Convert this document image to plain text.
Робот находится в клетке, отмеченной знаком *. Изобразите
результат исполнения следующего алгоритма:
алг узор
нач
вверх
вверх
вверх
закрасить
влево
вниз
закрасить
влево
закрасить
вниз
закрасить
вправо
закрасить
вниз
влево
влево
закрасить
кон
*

■ ■ ■ ■ ■

Problem description
Copy down the whole of the data above, matching it exactly.

Final answer
Convert this document image to plain text.
Робот находится в клетке, отмеченной знаком *. Изобразите
результат исполнения следующего алгоритма:
алг узор
нач
вверх
вверх
вверх
закрасить
влево
вниз
закрасить
влево
закрасить
вниз
закрасить
вправо
закрасить
вниз
влево
влево
закрасить
кон
*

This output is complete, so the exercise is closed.